(Entries taken from a collection)
^^^^

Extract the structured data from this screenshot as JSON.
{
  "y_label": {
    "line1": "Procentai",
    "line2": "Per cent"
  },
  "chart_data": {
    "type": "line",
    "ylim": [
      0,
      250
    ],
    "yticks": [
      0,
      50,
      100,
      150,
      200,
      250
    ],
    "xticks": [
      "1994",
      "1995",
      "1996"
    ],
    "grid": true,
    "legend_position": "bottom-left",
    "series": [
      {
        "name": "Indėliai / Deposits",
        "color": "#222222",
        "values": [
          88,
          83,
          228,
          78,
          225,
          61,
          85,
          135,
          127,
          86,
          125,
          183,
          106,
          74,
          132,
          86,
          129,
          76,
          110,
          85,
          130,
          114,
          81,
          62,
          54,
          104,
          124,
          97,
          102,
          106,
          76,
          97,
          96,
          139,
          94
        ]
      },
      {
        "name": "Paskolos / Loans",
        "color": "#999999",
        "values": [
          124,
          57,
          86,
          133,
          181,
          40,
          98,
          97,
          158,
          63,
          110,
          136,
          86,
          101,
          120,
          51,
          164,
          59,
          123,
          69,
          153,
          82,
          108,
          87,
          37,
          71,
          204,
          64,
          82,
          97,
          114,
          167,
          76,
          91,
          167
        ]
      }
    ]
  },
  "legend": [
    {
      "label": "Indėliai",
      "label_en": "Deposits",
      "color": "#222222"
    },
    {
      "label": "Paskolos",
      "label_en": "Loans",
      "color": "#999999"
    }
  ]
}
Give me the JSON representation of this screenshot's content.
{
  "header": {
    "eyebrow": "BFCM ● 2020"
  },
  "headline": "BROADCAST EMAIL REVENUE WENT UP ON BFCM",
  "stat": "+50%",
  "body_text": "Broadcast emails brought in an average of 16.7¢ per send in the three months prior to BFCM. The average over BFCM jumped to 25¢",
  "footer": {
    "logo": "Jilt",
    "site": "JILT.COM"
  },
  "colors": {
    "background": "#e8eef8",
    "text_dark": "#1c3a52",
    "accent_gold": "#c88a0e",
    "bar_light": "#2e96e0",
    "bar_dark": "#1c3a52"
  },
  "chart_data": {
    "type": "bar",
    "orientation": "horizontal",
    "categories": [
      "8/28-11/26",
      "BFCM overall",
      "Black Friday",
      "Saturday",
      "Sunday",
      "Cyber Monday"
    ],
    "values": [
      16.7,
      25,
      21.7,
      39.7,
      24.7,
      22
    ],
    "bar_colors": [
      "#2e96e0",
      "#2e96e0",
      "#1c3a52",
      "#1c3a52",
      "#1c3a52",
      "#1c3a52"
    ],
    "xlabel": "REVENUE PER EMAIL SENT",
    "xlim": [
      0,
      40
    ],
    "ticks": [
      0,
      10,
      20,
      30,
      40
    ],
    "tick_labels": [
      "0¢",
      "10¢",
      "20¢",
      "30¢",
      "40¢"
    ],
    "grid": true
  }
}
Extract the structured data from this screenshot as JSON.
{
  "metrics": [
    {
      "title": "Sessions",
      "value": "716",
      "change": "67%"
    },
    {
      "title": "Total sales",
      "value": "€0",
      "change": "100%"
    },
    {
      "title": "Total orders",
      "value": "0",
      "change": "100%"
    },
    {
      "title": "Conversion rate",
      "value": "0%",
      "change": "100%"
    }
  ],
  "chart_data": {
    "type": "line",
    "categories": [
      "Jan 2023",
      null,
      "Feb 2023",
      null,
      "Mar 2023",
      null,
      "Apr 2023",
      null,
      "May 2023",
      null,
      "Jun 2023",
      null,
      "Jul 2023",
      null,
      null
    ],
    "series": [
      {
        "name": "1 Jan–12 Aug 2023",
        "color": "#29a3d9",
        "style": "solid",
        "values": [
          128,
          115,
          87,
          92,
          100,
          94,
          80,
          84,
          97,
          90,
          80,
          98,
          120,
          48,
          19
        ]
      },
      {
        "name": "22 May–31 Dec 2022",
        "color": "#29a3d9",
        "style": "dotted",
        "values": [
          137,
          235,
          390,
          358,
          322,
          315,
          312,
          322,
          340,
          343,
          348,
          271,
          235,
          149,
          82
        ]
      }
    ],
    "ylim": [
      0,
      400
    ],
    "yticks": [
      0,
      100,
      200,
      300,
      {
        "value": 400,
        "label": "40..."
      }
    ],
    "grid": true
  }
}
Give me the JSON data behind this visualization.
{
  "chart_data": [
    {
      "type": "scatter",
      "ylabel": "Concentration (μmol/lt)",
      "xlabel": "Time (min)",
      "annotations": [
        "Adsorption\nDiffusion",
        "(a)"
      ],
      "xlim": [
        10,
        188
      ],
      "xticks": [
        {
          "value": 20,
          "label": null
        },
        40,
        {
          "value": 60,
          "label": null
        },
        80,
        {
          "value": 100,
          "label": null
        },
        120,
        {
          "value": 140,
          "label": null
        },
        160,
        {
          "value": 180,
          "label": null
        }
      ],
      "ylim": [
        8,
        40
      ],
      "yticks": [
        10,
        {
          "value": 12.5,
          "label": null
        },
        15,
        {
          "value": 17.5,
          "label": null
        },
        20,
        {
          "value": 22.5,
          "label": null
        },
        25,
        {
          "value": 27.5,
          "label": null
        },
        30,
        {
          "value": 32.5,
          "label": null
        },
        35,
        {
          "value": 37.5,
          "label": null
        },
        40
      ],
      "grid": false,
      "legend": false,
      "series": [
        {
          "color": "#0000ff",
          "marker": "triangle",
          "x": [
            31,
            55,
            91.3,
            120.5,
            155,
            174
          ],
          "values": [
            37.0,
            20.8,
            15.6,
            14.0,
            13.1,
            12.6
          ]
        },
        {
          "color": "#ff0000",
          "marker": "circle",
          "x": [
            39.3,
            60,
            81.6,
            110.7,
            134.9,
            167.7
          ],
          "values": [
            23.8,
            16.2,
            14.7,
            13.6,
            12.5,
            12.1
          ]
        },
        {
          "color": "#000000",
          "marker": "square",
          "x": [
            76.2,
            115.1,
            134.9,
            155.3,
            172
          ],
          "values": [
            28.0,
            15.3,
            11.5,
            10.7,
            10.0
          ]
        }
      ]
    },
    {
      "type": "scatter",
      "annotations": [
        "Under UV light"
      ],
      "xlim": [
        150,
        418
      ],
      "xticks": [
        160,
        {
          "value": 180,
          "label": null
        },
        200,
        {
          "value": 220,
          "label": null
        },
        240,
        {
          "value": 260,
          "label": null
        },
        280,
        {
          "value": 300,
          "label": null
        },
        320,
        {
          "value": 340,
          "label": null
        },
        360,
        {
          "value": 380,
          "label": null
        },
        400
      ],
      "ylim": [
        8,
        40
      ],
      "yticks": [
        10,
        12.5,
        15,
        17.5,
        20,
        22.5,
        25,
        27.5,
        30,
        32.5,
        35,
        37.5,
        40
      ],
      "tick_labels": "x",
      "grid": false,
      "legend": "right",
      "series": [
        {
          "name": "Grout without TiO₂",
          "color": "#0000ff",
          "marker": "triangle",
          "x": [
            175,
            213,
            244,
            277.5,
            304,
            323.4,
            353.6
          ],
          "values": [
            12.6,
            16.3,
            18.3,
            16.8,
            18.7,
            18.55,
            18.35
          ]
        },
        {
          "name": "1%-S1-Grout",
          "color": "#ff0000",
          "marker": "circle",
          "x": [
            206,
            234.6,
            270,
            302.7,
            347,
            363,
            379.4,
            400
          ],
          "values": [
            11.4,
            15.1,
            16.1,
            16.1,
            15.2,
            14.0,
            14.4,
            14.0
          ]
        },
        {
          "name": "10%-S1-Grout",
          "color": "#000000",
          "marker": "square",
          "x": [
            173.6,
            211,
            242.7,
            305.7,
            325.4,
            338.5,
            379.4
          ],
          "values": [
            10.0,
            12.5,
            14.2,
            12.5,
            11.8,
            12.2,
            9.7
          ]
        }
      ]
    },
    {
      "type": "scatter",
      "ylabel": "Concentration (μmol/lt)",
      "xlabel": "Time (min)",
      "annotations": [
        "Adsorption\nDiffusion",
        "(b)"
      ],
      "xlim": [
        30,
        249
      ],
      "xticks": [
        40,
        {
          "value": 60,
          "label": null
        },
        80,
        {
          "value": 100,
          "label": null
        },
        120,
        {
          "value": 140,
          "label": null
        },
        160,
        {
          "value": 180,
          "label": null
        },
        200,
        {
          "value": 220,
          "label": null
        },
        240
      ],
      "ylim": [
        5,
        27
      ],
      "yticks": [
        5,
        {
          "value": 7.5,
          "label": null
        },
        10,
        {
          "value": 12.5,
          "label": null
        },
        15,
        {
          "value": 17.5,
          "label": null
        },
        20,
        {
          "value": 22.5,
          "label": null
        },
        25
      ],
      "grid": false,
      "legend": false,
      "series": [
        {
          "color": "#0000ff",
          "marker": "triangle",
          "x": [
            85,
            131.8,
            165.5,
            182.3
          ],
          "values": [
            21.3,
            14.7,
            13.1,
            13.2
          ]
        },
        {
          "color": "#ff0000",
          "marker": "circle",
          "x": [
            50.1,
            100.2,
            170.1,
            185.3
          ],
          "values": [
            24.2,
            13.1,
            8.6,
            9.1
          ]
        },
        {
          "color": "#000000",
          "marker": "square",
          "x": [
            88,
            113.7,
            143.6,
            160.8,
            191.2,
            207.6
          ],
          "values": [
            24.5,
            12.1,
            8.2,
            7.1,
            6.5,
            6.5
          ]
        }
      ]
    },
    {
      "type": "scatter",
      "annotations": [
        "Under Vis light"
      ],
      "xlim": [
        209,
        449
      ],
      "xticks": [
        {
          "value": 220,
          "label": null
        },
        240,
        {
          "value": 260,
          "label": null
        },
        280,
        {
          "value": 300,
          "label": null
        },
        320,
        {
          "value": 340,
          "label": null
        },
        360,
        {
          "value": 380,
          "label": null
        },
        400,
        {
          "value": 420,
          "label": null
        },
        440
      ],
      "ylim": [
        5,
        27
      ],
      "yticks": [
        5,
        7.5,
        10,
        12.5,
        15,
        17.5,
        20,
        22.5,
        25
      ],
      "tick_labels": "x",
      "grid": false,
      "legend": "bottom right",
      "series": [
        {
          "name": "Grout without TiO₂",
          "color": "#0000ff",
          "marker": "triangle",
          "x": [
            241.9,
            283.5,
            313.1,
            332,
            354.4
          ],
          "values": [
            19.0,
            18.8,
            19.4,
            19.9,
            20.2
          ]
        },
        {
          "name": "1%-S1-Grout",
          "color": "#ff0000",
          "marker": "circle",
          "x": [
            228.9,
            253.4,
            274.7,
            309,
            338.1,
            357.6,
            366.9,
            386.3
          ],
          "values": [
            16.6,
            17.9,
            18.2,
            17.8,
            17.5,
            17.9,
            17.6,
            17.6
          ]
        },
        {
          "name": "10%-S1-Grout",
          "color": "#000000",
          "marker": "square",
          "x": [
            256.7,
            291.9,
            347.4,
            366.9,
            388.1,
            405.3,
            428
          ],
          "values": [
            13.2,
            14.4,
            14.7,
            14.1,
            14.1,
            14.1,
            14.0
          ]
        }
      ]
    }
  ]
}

^^^^

Exercise prompt
Go through the listing above and return every line where the word "this" occurs.

Solution to the exercise
Extract the structured data from this screenshot as JSON.
Give me the JSON representation of this screenshot's content.
Extract the structured data from this screenshot as JSON.
Give me the JSON data behind this visualization.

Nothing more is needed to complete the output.